• _THE REQUEST_: Pick out every line of the entries below where "https" occurs, and copy those lines.

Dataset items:
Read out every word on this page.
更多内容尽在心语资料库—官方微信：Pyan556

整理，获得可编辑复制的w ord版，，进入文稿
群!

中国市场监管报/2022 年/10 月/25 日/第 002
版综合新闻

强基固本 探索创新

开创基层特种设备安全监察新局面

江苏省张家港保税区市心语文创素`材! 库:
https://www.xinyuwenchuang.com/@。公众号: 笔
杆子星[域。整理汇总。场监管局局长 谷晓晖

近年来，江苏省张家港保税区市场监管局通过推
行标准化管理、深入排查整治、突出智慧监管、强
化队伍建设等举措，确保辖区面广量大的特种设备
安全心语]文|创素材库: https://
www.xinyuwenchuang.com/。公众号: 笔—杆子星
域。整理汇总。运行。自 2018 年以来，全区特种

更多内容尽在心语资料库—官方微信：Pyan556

• _EXERCISE RESULT_:
https://www.xinyuwenchuang.com/@。公众号: 笔
安全心语]文|创素材库: https://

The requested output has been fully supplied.